-- DATASET ENTRIES --
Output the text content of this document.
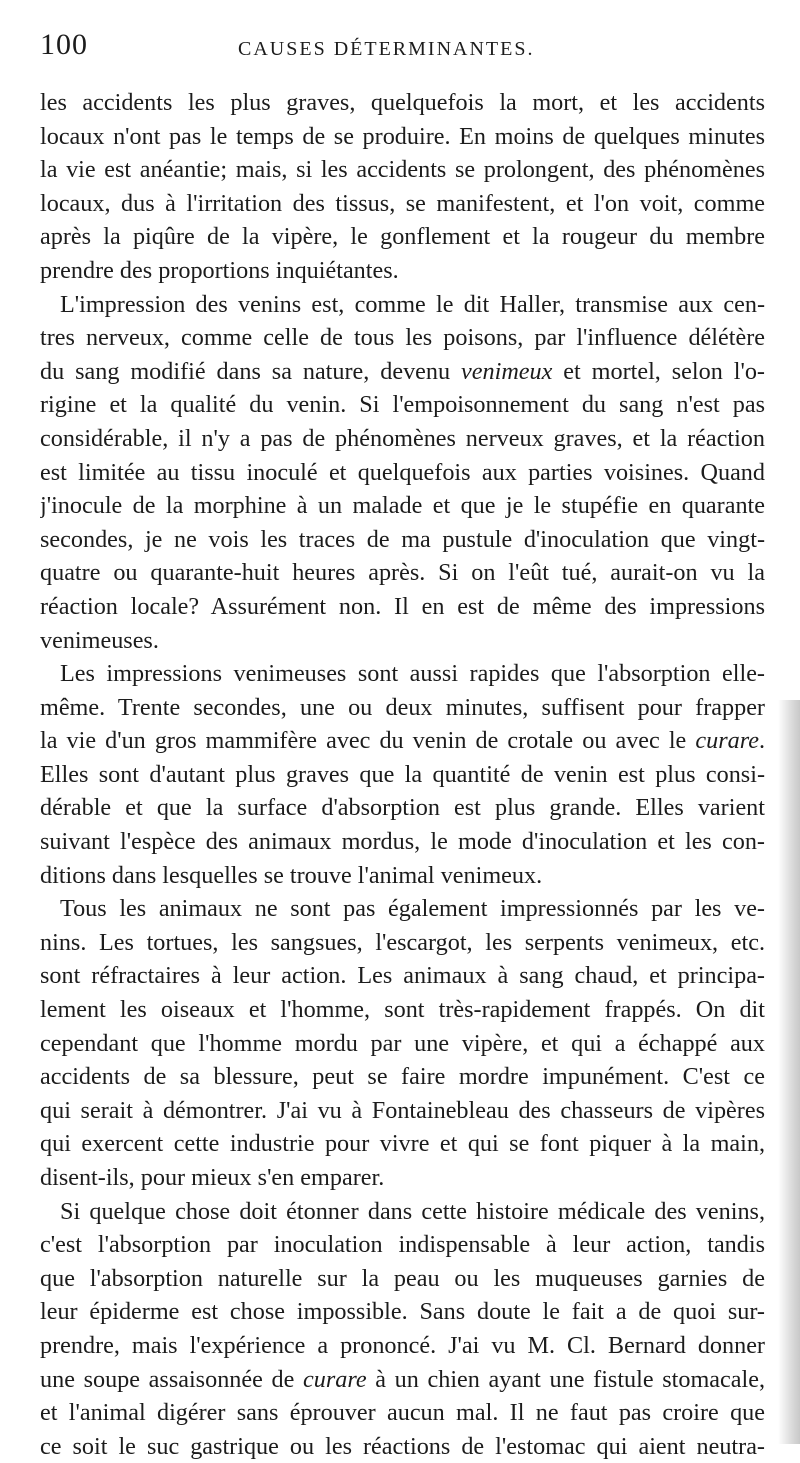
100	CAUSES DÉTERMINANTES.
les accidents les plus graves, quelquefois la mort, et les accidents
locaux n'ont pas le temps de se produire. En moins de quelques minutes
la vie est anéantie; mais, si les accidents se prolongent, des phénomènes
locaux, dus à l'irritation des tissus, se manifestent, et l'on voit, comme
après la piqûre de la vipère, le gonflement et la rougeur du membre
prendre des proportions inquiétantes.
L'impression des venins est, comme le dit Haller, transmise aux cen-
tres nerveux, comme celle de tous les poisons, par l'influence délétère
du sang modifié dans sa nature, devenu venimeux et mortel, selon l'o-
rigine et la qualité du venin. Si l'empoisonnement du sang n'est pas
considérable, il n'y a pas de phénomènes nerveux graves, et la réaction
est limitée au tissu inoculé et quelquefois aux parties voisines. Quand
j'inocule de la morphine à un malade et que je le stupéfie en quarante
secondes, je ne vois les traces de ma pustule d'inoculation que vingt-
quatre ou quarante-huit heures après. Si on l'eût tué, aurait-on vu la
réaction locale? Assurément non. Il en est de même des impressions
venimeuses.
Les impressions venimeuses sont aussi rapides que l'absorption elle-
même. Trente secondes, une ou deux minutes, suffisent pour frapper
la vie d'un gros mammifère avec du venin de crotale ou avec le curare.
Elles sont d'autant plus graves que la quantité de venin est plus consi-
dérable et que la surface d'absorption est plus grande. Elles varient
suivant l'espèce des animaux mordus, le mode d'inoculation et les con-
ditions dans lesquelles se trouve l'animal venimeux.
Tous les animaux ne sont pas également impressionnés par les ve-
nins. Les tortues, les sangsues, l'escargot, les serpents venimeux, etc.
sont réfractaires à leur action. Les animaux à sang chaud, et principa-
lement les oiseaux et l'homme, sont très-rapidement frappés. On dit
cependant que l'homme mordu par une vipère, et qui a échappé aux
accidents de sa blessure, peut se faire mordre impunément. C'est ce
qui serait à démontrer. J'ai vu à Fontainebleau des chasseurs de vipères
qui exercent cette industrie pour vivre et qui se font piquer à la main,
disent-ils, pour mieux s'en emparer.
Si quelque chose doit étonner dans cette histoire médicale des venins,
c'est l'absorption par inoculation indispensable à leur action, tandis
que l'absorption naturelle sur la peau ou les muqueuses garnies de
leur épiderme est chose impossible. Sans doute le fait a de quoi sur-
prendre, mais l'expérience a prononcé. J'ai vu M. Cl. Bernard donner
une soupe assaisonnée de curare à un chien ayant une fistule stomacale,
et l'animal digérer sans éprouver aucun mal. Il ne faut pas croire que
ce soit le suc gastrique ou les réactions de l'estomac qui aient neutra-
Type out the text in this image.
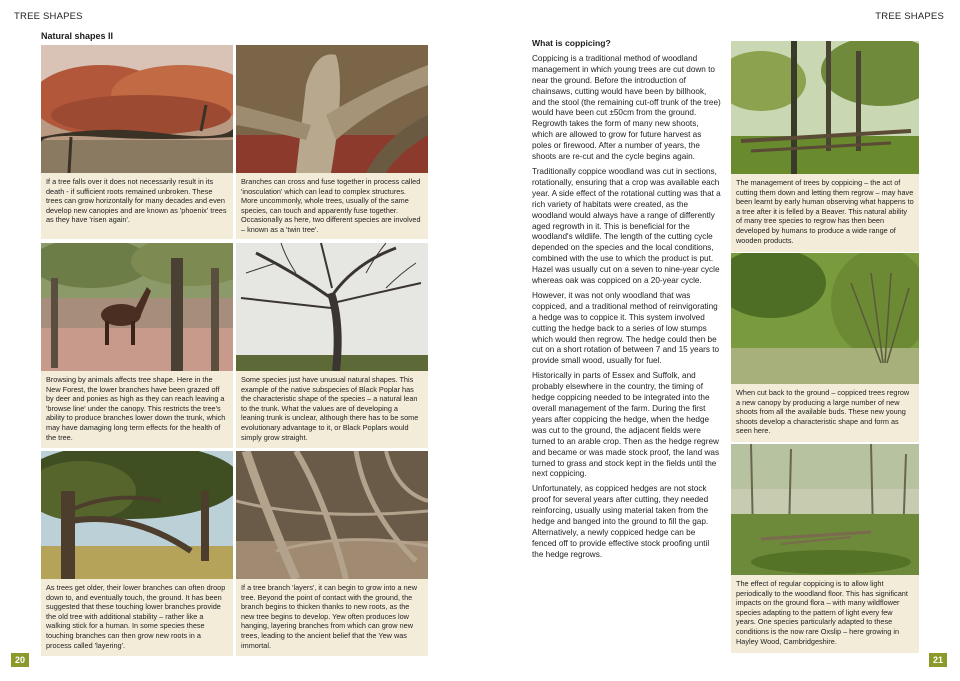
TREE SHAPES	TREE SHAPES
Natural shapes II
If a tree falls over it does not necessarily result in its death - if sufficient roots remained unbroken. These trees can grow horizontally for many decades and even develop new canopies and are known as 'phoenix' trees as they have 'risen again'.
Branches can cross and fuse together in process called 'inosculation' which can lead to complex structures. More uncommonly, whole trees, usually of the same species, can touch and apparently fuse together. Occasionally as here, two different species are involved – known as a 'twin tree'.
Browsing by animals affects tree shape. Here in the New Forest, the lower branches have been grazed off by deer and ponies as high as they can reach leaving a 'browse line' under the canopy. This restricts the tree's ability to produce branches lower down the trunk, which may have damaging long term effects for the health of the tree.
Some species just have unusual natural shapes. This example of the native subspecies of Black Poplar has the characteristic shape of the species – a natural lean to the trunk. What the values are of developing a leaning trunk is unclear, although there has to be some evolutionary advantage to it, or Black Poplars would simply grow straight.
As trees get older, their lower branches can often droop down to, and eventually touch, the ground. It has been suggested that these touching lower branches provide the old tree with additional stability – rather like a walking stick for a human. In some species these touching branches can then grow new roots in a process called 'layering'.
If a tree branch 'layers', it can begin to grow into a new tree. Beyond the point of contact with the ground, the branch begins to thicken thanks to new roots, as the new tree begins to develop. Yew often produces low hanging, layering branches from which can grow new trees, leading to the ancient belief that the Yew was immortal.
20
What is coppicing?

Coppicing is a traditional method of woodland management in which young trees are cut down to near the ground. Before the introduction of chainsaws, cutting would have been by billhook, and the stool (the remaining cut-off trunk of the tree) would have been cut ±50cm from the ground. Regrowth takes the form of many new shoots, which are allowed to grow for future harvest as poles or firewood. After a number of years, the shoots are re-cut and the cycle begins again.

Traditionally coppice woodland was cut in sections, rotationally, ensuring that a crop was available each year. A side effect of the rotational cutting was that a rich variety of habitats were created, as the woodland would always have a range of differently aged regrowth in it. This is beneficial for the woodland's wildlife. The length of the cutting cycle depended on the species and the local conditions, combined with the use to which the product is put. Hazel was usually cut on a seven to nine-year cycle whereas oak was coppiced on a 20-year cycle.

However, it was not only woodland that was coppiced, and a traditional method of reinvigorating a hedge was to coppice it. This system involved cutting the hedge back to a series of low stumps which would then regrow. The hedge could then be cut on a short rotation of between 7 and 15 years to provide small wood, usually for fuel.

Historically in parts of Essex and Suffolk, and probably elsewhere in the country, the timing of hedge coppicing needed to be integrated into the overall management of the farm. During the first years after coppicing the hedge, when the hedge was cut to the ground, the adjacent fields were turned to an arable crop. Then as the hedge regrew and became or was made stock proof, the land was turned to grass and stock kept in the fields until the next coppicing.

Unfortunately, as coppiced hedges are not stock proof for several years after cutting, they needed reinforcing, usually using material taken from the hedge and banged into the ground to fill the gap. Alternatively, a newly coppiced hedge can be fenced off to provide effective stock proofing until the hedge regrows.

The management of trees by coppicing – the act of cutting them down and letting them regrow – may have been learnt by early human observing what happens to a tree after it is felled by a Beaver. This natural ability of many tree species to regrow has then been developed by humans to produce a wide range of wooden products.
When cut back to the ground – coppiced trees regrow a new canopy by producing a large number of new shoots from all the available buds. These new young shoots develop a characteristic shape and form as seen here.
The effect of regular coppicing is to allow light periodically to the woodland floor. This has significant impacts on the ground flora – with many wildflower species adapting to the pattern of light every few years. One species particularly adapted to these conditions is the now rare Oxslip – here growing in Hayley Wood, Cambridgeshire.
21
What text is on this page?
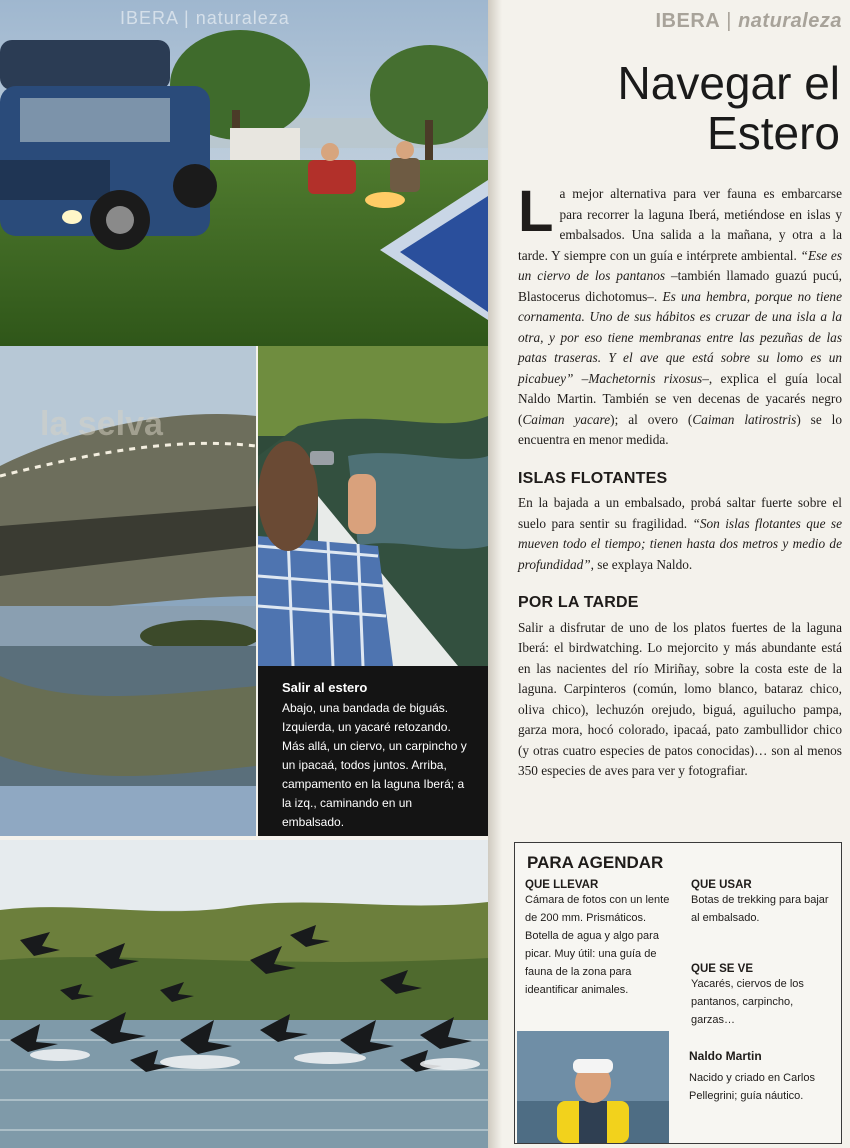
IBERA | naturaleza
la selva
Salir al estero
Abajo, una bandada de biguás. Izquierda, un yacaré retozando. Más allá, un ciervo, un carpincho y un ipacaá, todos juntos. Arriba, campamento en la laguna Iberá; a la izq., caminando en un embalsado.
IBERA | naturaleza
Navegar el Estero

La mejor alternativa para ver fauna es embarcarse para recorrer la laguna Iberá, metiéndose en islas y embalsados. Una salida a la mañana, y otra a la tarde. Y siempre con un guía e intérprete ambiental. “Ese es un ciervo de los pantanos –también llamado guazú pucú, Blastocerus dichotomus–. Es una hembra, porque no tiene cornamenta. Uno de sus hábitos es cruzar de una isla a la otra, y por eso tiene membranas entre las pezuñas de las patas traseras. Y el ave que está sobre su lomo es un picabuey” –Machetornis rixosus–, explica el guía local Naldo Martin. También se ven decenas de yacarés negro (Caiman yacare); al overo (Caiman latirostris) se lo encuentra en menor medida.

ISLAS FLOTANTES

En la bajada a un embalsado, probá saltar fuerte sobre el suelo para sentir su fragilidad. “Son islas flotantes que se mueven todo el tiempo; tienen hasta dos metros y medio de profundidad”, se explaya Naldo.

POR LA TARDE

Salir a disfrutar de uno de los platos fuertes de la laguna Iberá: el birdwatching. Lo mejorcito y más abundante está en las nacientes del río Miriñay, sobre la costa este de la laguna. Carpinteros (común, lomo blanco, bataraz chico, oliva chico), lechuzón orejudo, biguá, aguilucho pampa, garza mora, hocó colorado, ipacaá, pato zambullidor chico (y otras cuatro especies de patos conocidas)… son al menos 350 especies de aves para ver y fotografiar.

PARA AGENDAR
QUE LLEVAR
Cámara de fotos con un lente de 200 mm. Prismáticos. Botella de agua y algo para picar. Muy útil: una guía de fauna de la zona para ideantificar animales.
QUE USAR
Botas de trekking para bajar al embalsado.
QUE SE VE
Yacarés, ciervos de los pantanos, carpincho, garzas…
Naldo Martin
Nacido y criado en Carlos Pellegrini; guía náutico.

-- EXERCISE REQUIREMENTS --
Copy each line above containing the string "mais".

-- ANSWER --
la vie est anéantie; mais, si les accidents se prolongent, des phénomènes
prendre, mais l'expérience a prononcé. J'ai vu M. Cl. Bernard donner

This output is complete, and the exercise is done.